### TASK TO CARRY OUT
Reproduce all of the following entries verbatim, line for line.

### TASK MATERIAL

▬▬▬▬▬▬▬▬▬▬

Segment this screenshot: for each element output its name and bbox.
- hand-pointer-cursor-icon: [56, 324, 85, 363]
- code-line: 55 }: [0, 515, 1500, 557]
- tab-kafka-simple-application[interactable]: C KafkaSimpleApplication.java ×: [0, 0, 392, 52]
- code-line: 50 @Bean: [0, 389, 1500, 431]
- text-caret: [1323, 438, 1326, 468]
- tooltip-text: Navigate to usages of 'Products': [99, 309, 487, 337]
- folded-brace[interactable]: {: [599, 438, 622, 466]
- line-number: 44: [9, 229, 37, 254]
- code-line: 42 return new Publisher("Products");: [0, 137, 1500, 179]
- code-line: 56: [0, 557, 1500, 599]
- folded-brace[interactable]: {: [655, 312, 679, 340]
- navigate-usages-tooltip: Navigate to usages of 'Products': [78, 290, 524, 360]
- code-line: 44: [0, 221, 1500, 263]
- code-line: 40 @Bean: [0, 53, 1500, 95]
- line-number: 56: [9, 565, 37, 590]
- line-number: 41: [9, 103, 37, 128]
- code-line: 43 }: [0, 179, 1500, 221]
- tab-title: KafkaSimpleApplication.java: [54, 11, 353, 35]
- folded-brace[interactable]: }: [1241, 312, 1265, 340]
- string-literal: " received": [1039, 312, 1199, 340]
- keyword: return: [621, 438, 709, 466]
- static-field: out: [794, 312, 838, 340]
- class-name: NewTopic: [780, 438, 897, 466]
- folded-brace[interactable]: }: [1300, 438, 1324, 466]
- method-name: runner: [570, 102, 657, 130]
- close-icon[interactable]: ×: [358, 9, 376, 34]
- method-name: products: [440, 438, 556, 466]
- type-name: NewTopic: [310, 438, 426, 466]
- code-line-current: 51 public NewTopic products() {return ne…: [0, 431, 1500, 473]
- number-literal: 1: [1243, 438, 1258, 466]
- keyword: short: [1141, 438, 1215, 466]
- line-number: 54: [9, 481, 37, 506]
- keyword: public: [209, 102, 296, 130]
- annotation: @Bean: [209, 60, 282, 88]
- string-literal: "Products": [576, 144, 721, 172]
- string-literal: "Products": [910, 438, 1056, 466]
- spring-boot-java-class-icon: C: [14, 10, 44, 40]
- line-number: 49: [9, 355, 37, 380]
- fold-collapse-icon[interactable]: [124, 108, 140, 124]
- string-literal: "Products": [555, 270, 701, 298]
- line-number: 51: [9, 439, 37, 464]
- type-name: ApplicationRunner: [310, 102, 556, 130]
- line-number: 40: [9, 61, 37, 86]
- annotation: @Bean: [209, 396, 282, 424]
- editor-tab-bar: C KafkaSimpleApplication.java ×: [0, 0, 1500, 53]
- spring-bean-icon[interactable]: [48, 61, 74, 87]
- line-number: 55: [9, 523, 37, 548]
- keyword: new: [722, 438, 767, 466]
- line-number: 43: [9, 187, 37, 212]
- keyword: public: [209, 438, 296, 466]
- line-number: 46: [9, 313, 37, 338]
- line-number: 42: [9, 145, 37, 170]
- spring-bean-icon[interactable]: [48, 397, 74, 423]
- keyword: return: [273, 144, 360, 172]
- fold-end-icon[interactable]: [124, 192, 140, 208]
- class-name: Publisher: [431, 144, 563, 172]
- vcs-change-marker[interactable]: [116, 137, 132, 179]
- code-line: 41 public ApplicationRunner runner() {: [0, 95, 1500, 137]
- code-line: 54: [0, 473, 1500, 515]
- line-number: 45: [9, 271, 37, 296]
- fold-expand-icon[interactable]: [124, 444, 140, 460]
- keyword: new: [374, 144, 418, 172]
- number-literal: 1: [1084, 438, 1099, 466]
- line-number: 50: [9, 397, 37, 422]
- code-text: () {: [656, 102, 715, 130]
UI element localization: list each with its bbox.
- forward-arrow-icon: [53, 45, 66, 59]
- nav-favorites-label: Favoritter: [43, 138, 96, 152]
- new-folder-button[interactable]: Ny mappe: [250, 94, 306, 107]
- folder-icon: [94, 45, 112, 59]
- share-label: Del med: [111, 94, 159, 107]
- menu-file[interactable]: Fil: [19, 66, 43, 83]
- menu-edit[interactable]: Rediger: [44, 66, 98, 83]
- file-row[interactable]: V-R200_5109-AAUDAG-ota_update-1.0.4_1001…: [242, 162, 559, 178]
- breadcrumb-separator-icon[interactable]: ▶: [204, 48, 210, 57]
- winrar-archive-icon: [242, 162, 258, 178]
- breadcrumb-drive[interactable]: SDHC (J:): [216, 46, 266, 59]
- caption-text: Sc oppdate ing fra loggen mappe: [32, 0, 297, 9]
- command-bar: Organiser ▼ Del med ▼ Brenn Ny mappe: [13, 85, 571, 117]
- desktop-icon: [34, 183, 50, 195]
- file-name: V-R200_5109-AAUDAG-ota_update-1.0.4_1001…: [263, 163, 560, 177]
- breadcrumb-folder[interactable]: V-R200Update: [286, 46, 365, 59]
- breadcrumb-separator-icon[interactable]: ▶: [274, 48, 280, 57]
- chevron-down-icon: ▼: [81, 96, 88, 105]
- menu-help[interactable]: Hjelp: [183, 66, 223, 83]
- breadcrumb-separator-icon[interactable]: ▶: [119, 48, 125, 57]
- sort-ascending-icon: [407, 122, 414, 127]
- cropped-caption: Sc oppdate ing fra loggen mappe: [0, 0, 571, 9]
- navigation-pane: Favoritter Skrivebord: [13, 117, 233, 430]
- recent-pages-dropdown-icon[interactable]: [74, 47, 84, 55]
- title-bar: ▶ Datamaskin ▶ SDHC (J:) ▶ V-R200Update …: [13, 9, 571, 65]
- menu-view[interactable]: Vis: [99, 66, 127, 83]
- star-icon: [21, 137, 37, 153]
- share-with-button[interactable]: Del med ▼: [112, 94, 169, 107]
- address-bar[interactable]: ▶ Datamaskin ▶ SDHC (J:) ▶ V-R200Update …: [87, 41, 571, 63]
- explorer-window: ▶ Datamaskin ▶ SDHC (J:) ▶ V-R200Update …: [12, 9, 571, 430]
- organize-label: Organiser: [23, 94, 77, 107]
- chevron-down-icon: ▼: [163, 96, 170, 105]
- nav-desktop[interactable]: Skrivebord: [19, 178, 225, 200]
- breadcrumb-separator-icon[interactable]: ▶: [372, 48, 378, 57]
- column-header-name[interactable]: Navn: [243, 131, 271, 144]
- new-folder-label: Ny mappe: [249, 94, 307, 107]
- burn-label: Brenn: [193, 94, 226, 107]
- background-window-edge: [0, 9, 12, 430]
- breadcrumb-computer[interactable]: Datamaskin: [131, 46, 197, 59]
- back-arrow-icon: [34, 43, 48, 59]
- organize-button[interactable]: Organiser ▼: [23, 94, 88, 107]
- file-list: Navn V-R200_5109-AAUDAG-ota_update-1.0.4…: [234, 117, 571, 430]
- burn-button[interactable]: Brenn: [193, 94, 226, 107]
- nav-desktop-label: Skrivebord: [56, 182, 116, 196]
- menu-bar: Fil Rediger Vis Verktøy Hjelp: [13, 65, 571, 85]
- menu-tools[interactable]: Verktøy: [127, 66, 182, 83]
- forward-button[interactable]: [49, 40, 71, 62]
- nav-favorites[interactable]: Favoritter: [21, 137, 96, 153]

▬▬▬▬▬▬▬▬▬▬

### TASK OUTPUT
Segment this screenshot: for each element output its name and bbox.
- hand-pointer-cursor-icon: [56, 324, 85, 363]
- code-line: 55 }: [0, 515, 1500, 557]
- tab-kafka-simple-application[interactable]: C KafkaSimpleApplication.java ×: [0, 0, 392, 52]
- code-line: 50 @Bean: [0, 389, 1500, 431]
- text-caret: [1323, 438, 1326, 468]
- tooltip-text: Navigate to usages of 'Products': [99, 309, 487, 337]
- folded-brace[interactable]: {: [599, 438, 622, 466]
- line-number: 44: [9, 229, 37, 254]
- code-line: 42 return new Publisher("Products");: [0, 137, 1500, 179]
- code-line: 56: [0, 557, 1500, 599]
- folded-brace[interactable]: {: [655, 312, 679, 340]
- navigate-usages-tooltip: Navigate to usages of 'Products': [78, 290, 524, 360]
- code-line: 44: [0, 221, 1500, 263]
- code-line: 40 @Bean: [0, 53, 1500, 95]
- line-number: 56: [9, 565, 37, 590]
- line-number: 41: [9, 103, 37, 128]
- code-line: 43 }: [0, 179, 1500, 221]
- tab-title: KafkaSimpleApplication.java: [54, 11, 353, 35]
- folded-brace[interactable]: }: [1241, 312, 1265, 340]
- string-literal: " received": [1039, 312, 1199, 340]
- keyword: return: [621, 438, 709, 466]
- static-field: out: [794, 312, 838, 340]
- class-name: NewTopic: [780, 438, 897, 466]
- folded-brace[interactable]: }: [1300, 438, 1324, 466]
- method-name: runner: [570, 102, 657, 130]
- close-icon[interactable]: ×: [358, 9, 376, 34]
- method-name: products: [440, 438, 556, 466]
- type-name: NewTopic: [310, 438, 426, 466]
- code-line-current: 51 public NewTopic products() {return ne…: [0, 431, 1500, 473]
- number-literal: 1: [1243, 438, 1258, 466]
- keyword: short: [1141, 438, 1215, 466]
- line-number: 54: [9, 481, 37, 506]
- keyword: public: [209, 102, 296, 130]
- annotation: @Bean: [209, 60, 282, 88]
- string-literal: "Products": [576, 144, 721, 172]
- string-literal: "Products": [910, 438, 1056, 466]
- spring-boot-java-class-icon: C: [14, 10, 44, 40]
- line-number: 49: [9, 355, 37, 380]
- fold-collapse-icon[interactable]: [124, 108, 140, 124]
- string-literal: "Products": [555, 270, 701, 298]
- line-number: 51: [9, 439, 37, 464]
- type-name: ApplicationRunner: [310, 102, 556, 130]
- line-number: 40: [9, 61, 37, 86]
- annotation: @Bean: [209, 396, 282, 424]
- editor-tab-bar: C KafkaSimpleApplication.java ×: [0, 0, 1500, 53]
- spring-bean-icon[interactable]: [48, 61, 74, 87]
- line-number: 55: [9, 523, 37, 548]
- keyword: new: [722, 438, 767, 466]
- line-number: 43: [9, 187, 37, 212]
- keyword: public: [209, 438, 296, 466]
- line-number: 46: [9, 313, 37, 338]
- line-number: 42: [9, 145, 37, 170]
- spring-bean-icon[interactable]: [48, 397, 74, 423]
- keyword: return: [273, 144, 360, 172]
- fold-end-icon[interactable]: [124, 192, 140, 208]
- class-name: Publisher: [431, 144, 563, 172]
- vcs-change-marker[interactable]: [116, 137, 132, 179]
- code-line: 41 public ApplicationRunner runner() {: [0, 95, 1500, 137]
- code-line: 54: [0, 473, 1500, 515]
- line-number: 45: [9, 271, 37, 296]
- fold-expand-icon[interactable]: [124, 444, 140, 460]
- keyword: new: [374, 144, 418, 172]
- number-literal: 1: [1084, 438, 1099, 466]
- line-number: 50: [9, 397, 37, 422]
- code-text: () {: [656, 102, 715, 130]
UI element localization: list each with its bbox.
- forward-arrow-icon: [53, 45, 66, 59]
- nav-favorites-label: Favoritter: [43, 138, 96, 152]
- new-folder-button[interactable]: Ny mappe: [250, 94, 306, 107]
- folder-icon: [94, 45, 112, 59]
- share-label: Del med: [111, 94, 159, 107]
- menu-file[interactable]: Fil: [19, 66, 43, 83]
- menu-edit[interactable]: Rediger: [44, 66, 98, 83]
- file-row[interactable]: V-R200_5109-AAUDAG-ota_update-1.0.4_1001…: [242, 162, 559, 178]
- breadcrumb-separator-icon[interactable]: ▶: [204, 48, 210, 57]
- winrar-archive-icon: [242, 162, 258, 178]
- breadcrumb-drive[interactable]: SDHC (J:): [216, 46, 266, 59]
- caption-text: Sc oppdate ing fra loggen mappe: [32, 0, 297, 9]
- command-bar: Organiser ▼ Del med ▼ Brenn Ny mappe: [13, 85, 571, 117]
- desktop-icon: [34, 183, 50, 195]
- file-name: V-R200_5109-AAUDAG-ota_update-1.0.4_1001…: [263, 163, 560, 177]
- breadcrumb-folder[interactable]: V-R200Update: [286, 46, 365, 59]
- breadcrumb-separator-icon[interactable]: ▶: [274, 48, 280, 57]
- chevron-down-icon: ▼: [81, 96, 88, 105]
- menu-help[interactable]: Hjelp: [183, 66, 223, 83]
- breadcrumb-separator-icon[interactable]: ▶: [119, 48, 125, 57]
- sort-ascending-icon: [407, 122, 414, 127]
- cropped-caption: Sc oppdate ing fra loggen mappe: [0, 0, 571, 9]
- navigation-pane: Favoritter Skrivebord: [13, 117, 233, 430]
- recent-pages-dropdown-icon[interactable]: [74, 47, 84, 55]
- title-bar: ▶ Datamaskin ▶ SDHC (J:) ▶ V-R200Update …: [13, 9, 571, 65]
- menu-view[interactable]: Vis: [99, 66, 127, 83]
- star-icon: [21, 137, 37, 153]
- share-with-button[interactable]: Del med ▼: [112, 94, 169, 107]
- address-bar[interactable]: ▶ Datamaskin ▶ SDHC (J:) ▶ V-R200Update …: [87, 41, 571, 63]
- explorer-window: ▶ Datamaskin ▶ SDHC (J:) ▶ V-R200Update …: [12, 9, 571, 430]
- organize-label: Organiser: [23, 94, 77, 107]
- chevron-down-icon: ▼: [163, 96, 170, 105]
- nav-desktop[interactable]: Skrivebord: [19, 178, 225, 200]
- breadcrumb-separator-icon[interactable]: ▶: [372, 48, 378, 57]
- column-header-name[interactable]: Navn: [243, 131, 271, 144]
- new-folder-label: Ny mappe: [249, 94, 307, 107]
- burn-label: Brenn: [193, 94, 226, 107]
- background-window-edge: [0, 9, 12, 430]
- breadcrumb-computer[interactable]: Datamaskin: [131, 46, 197, 59]
- back-arrow-icon: [34, 43, 48, 59]
- organize-button[interactable]: Organiser ▼: [23, 94, 88, 107]
- file-list: Navn V-R200_5109-AAUDAG-ota_update-1.0.4…: [234, 117, 571, 430]
- burn-button[interactable]: Brenn: [193, 94, 226, 107]
- nav-desktop-label: Skrivebord: [56, 182, 116, 196]
- menu-bar: Fil Rediger Vis Verktøy Hjelp: [13, 65, 571, 85]
- menu-tools[interactable]: Verktøy: [127, 66, 182, 83]
- forward-button[interactable]: [49, 40, 71, 62]
- nav-favorites[interactable]: Favoritter: [21, 137, 96, 153]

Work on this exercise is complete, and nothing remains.